> _The request_
In the data, extract each line that holds the string "JSON".
*** Material for this task ***
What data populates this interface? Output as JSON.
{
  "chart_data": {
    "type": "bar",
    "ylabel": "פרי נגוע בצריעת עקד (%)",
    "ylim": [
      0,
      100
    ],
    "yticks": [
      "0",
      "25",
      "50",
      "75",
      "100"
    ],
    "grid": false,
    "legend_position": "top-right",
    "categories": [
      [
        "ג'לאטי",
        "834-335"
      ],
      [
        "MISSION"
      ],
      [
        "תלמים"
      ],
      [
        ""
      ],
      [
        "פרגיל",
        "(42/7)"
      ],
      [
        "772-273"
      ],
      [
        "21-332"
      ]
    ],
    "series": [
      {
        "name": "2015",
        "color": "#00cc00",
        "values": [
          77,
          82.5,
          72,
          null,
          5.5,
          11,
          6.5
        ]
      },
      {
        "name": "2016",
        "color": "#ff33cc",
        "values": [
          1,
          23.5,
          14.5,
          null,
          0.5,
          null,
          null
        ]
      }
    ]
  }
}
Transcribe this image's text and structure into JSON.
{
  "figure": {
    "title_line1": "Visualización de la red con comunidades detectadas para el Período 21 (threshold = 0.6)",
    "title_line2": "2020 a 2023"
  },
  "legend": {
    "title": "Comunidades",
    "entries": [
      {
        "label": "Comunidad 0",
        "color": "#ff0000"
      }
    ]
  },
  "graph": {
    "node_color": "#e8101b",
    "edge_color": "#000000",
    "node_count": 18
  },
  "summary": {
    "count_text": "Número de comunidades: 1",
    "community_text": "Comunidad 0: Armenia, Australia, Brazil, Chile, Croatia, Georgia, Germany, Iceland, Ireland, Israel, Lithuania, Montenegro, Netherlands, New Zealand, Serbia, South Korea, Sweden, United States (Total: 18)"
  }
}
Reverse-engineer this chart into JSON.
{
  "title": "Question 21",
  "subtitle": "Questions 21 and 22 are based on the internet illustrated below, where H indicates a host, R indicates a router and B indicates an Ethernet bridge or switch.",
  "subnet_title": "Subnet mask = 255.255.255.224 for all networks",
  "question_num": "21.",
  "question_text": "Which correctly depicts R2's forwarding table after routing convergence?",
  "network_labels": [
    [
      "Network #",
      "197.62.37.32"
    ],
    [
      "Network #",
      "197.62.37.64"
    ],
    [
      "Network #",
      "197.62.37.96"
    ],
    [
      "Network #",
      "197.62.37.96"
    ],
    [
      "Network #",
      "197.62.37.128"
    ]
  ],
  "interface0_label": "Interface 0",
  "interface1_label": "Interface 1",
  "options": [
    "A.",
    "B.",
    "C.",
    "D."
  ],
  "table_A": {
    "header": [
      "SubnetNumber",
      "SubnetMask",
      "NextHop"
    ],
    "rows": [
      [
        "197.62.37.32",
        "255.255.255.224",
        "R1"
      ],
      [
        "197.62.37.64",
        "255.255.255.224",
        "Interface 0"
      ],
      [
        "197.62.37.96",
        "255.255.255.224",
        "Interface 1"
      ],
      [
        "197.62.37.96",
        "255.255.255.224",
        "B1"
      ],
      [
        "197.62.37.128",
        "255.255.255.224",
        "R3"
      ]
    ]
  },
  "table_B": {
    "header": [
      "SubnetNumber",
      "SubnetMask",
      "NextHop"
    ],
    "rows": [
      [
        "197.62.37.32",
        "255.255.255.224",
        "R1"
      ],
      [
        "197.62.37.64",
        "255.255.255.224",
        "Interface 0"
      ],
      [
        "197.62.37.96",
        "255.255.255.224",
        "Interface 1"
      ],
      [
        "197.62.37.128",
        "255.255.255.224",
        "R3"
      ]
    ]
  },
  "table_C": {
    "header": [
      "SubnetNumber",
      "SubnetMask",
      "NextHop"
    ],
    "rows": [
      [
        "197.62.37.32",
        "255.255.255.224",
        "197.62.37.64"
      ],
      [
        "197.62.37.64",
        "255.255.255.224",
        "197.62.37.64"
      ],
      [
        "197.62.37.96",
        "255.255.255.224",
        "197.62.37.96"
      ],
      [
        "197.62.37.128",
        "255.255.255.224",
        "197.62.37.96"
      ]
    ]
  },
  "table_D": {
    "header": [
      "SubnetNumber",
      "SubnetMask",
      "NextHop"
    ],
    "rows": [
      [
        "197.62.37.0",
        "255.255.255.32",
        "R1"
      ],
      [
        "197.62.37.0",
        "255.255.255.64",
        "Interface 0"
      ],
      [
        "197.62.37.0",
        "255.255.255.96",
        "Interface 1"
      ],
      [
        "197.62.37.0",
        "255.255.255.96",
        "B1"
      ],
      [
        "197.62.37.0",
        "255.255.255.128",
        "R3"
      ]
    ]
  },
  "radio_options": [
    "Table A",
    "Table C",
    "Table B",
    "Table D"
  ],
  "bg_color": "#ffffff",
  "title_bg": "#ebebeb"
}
***
> _Written answer_
What data populates this interface? Output as JSON.
Transcribe this image's text and structure into JSON.
Reverse-engineer this chart into JSON.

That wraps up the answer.